Would you transcribe the whole listing exactly, minus its pictures?
** start RECORDS TO PROCESS **
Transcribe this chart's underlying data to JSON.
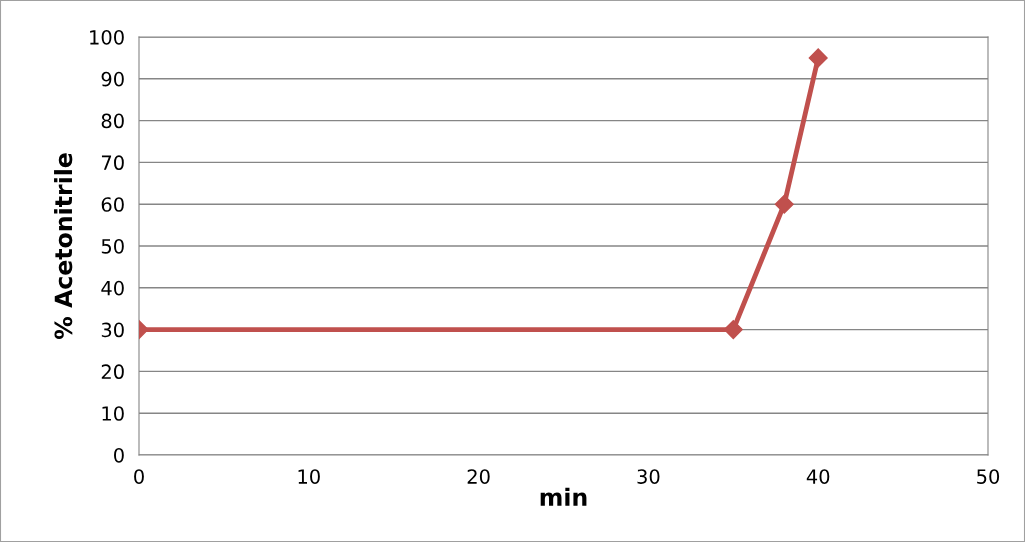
{
  "chart_data": {
    "type": "line",
    "xlabel": "min",
    "ylabel": "% Acetonitrile",
    "x": [
      0,
      35,
      38,
      40
    ],
    "series": [
      {
        "color": "#c0504d",
        "values": [
          30,
          30,
          60,
          95
        ]
      }
    ],
    "xlim": [
      0,
      50
    ],
    "xticks": [
      0,
      10,
      20,
      30,
      40,
      50
    ],
    "ylim": [
      0,
      100
    ],
    "yticks": [
      0,
      10,
      20,
      30,
      40,
      50,
      60,
      70,
      80,
      90,
      100
    ],
    "grid": "y",
    "marker": "diamond",
    "line_style": "solid"
  }
}
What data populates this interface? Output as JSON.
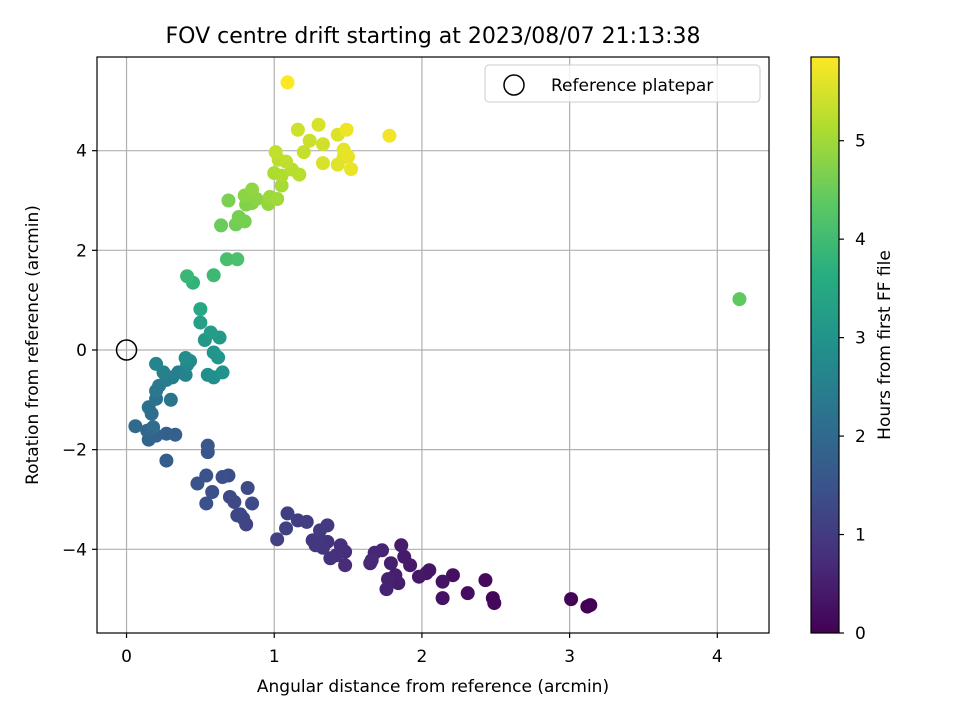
** end RECORDS TO PROCESS **
WRITTEN SOLUTION »
Transcribe this chart's underlying data to JSON.
{
  "chart_data": {
    "type": "line",
    "xlabel": "min",
    "ylabel": "% Acetonitrile",
    "x": [
      0,
      35,
      38,
      40
    ],
    "series": [
      {
        "color": "#c0504d",
        "values": [
          30,
          30,
          60,
          95
        ]
      }
    ],
    "xlim": [
      0,
      50
    ],
    "xticks": [
      0,
      10,
      20,
      30,
      40,
      50
    ],
    "ylim": [
      0,
      100
    ],
    "yticks": [
      0,
      10,
      20,
      30,
      40,
      50,
      60,
      70,
      80,
      90,
      100
    ],
    "grid": "y",
    "marker": "diamond",
    "line_style": "solid"
  }
}
What data populates this interface? Output as JSON.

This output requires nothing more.